Exercise description
Count the lines below that contain the string "manner", matching case exactly. Reply with the count alone.

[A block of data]

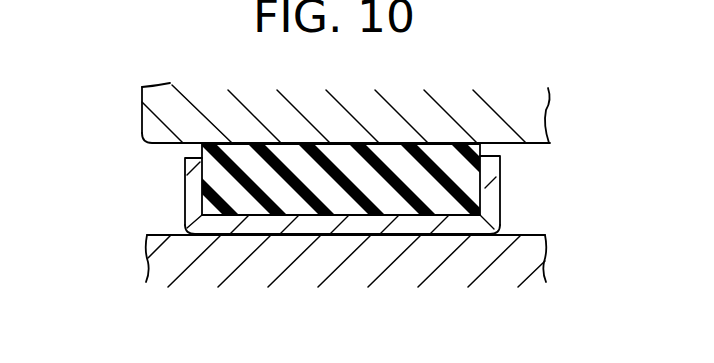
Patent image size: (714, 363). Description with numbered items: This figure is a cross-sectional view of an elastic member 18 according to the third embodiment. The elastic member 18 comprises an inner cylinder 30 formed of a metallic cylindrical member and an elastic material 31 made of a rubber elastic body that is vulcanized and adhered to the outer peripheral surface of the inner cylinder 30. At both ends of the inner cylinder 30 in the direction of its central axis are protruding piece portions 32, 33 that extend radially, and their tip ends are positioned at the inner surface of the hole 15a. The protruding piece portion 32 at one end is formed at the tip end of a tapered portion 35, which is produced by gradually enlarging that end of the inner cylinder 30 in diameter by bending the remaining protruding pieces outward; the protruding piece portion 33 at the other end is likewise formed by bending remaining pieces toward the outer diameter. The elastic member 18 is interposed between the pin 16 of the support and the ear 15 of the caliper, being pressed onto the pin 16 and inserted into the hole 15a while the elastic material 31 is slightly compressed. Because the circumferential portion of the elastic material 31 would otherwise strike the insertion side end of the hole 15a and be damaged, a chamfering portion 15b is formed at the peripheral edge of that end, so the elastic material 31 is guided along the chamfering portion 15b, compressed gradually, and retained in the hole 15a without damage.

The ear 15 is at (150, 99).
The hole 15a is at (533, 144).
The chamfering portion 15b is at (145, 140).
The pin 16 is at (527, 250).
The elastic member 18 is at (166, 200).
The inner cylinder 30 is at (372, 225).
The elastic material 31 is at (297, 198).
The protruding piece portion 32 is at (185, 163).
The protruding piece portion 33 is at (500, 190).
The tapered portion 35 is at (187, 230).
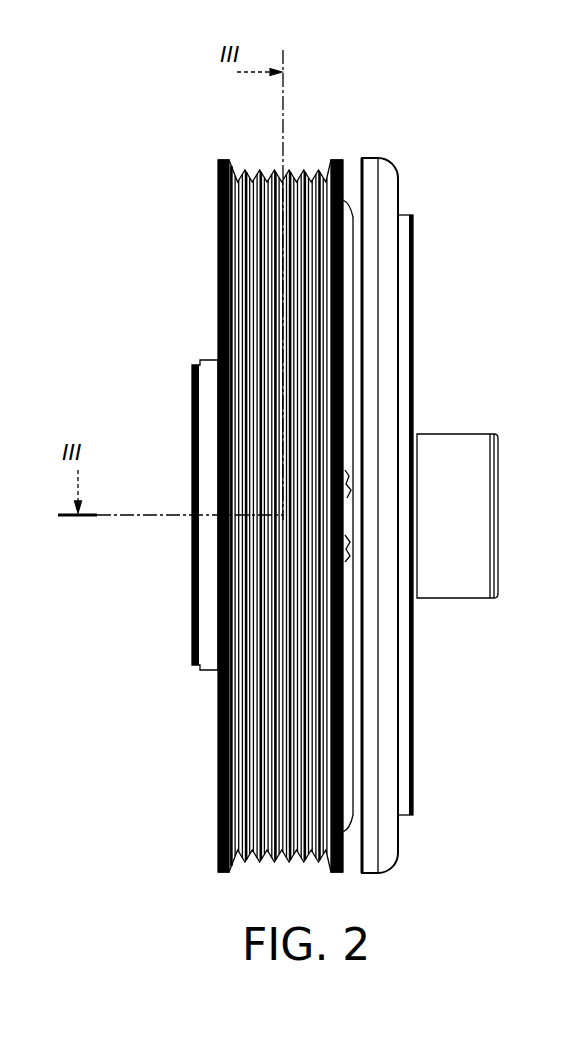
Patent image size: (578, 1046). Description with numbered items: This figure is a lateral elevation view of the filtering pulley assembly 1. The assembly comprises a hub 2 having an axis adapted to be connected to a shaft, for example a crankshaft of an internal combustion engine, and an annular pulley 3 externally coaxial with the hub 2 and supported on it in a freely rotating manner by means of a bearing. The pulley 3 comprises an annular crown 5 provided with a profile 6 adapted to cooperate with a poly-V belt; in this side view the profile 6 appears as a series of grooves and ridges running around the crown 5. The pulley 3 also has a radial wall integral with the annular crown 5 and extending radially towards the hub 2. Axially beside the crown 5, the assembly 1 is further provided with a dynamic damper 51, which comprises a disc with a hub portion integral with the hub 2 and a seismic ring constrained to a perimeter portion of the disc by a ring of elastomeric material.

The reply
1